+++ Input rows

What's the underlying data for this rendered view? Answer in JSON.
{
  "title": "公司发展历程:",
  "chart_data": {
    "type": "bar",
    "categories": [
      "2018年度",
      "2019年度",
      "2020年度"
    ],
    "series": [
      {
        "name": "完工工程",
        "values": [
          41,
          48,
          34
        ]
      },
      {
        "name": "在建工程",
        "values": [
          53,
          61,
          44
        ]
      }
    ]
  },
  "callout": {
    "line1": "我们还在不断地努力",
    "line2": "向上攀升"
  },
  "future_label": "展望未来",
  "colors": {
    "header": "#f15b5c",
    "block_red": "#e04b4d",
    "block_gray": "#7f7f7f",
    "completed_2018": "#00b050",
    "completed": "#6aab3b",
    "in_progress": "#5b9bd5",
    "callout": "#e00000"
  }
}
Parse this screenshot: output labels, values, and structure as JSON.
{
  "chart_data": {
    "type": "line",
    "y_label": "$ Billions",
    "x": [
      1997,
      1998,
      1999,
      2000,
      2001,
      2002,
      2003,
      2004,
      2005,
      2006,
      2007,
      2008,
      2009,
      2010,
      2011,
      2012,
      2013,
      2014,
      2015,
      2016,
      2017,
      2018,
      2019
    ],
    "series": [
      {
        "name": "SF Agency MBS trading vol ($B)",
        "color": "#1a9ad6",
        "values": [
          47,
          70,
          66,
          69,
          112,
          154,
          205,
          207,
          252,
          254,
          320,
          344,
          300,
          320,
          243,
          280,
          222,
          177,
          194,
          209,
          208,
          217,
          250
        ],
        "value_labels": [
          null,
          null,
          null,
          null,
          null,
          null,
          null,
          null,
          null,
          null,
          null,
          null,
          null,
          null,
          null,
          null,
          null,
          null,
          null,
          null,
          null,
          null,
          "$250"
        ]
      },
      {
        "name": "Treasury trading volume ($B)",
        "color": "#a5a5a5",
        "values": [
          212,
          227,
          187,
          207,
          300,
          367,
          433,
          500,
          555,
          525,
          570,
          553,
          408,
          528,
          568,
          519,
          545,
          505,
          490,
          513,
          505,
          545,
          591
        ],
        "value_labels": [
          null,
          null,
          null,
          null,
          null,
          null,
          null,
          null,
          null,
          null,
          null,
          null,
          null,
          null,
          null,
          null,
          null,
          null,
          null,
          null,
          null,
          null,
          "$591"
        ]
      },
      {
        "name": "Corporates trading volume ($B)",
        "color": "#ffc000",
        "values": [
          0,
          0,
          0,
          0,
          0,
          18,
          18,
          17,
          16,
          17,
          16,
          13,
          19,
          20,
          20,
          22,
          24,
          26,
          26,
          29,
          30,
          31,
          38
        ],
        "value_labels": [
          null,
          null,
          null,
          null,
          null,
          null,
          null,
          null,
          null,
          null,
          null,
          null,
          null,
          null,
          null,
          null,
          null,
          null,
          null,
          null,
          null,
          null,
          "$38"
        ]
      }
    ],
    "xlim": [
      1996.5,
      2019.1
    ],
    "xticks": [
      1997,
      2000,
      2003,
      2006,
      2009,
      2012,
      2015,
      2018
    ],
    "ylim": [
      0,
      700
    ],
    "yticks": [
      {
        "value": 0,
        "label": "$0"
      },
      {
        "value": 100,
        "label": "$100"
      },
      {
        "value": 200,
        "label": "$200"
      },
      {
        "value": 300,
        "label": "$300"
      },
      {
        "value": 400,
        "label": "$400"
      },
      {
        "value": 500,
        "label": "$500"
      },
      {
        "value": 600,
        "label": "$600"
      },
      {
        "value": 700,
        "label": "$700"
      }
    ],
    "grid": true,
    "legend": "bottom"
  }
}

++++++

Exercise directions
Copy each line holding the word "this" from the listing above.

The answer
What's the underlying data for this rendered view? Answer in JSON.
Parse this screenshot: output labels, values, and structure as JSON.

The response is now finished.